>> Begin Data extract

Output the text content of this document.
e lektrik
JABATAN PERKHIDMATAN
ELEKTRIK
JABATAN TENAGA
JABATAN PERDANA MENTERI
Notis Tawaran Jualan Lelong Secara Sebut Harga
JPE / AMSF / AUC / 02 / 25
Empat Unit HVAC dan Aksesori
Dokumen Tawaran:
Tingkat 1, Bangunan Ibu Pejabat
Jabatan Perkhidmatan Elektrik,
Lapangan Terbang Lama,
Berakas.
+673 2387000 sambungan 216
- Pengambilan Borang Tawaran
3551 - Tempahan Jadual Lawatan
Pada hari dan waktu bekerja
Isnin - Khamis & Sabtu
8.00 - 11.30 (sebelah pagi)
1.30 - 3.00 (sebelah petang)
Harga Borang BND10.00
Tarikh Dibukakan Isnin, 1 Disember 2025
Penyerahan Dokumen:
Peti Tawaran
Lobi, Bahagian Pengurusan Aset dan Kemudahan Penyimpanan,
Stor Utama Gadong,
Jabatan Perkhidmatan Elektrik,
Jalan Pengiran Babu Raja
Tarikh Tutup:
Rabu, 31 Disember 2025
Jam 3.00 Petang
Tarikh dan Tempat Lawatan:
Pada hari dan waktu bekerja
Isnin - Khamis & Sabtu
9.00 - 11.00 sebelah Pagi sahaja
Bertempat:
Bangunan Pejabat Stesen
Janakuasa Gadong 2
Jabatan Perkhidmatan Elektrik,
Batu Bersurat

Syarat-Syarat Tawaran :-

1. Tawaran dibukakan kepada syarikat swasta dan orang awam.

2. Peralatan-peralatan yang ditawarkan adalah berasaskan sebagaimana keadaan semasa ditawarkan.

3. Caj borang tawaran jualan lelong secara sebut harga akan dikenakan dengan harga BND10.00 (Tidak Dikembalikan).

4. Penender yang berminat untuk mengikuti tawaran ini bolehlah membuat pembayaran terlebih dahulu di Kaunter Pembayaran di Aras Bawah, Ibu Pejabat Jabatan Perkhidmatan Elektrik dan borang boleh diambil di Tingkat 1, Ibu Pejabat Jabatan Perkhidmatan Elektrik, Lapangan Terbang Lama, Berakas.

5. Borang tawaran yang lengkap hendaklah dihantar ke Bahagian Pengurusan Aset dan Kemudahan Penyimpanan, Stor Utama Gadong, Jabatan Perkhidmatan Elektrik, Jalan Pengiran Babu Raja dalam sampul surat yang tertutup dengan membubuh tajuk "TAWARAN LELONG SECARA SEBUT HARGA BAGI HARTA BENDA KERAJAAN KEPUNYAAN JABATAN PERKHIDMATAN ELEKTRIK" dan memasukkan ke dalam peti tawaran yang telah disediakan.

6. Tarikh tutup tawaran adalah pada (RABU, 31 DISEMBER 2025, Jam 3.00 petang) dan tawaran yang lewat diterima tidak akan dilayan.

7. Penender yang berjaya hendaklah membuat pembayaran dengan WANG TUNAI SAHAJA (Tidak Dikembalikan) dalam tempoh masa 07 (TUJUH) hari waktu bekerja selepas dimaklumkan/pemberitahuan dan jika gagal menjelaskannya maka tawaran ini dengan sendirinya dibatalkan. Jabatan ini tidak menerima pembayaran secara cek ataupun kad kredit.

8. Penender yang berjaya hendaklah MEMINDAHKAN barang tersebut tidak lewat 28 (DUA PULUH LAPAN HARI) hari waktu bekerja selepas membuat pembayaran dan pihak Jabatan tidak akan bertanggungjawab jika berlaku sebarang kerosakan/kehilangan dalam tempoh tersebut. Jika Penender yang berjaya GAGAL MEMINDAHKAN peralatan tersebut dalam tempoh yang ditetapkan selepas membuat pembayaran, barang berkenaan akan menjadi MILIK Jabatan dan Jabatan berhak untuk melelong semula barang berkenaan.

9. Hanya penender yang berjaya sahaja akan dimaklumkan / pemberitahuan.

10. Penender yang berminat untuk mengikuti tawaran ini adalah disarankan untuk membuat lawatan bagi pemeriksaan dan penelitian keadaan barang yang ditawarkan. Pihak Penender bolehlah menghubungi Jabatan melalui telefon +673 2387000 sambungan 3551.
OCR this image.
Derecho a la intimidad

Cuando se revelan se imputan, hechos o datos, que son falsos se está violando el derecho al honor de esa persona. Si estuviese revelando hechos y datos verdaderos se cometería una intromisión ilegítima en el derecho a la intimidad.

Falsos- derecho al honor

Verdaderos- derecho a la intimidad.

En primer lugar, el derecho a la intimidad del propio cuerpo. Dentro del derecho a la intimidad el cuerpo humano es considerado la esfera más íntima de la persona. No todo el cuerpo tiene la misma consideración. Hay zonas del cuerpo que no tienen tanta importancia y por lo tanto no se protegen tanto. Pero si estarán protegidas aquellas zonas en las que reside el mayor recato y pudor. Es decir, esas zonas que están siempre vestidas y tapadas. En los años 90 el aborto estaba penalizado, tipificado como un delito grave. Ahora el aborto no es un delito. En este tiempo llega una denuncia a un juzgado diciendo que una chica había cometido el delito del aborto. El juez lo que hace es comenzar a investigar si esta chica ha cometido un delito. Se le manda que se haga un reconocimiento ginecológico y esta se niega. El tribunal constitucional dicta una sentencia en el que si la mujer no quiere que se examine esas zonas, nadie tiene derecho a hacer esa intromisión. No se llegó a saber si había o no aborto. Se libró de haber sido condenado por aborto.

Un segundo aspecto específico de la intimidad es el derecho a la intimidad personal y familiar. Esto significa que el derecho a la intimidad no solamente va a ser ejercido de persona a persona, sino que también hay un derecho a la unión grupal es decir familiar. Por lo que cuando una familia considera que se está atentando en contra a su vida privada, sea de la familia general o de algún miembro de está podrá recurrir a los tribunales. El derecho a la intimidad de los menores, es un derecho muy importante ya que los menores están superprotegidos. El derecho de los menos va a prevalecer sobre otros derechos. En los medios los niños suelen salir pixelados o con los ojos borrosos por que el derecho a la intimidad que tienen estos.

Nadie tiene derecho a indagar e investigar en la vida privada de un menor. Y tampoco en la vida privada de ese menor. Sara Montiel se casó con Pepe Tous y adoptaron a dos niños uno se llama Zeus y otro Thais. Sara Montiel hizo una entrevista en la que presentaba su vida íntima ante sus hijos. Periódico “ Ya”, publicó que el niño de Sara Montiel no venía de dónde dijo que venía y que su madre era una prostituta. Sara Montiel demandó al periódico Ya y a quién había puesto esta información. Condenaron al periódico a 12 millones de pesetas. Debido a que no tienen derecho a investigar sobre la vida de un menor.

>> End Data extract

§ Prompt:
From the data above, work out how many lines hold "Raja". Answer with the number alone.

§ Problem solution:
2